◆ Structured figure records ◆

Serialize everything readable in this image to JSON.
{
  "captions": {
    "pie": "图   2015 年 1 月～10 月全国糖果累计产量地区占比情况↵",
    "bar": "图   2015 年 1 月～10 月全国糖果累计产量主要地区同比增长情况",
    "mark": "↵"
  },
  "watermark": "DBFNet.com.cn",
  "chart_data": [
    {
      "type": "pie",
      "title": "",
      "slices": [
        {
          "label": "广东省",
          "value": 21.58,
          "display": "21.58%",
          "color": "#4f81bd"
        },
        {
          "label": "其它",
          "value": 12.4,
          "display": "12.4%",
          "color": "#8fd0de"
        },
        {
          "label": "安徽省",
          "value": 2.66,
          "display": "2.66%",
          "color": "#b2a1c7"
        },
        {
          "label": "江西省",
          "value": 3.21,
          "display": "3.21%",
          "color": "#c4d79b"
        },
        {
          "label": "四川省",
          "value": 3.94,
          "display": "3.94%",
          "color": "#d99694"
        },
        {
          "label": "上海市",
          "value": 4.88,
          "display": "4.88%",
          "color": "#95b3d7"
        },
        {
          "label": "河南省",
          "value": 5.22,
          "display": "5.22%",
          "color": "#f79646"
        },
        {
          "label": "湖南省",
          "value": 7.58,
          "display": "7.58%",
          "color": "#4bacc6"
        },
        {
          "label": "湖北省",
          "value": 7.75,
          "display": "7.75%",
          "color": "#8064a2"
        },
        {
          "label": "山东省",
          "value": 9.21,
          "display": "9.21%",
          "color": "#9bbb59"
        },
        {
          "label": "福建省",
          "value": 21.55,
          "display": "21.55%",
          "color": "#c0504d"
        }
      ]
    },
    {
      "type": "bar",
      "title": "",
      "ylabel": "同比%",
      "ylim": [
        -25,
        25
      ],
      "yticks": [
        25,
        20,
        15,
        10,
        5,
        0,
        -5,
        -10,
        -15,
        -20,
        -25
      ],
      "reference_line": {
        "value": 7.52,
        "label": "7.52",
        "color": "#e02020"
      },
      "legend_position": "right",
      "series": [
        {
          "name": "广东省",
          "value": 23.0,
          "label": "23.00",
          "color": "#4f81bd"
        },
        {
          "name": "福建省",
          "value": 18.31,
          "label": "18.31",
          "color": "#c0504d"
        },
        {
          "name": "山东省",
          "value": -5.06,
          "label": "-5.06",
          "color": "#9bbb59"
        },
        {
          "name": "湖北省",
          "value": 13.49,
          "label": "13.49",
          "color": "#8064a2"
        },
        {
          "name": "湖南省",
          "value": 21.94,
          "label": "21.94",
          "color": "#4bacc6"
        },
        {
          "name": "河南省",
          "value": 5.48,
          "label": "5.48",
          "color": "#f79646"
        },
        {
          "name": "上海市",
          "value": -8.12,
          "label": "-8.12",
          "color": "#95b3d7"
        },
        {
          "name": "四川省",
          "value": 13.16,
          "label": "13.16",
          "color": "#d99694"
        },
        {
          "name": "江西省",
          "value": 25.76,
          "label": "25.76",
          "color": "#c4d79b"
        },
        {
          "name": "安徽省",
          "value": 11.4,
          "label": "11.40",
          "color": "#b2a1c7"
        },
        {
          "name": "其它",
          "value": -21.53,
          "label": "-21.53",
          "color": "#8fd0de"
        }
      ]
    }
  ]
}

◆ Given exercise ◆
Go through the material above and count the lines that include "display". Give the number alone.

◆ Written solution ◆
11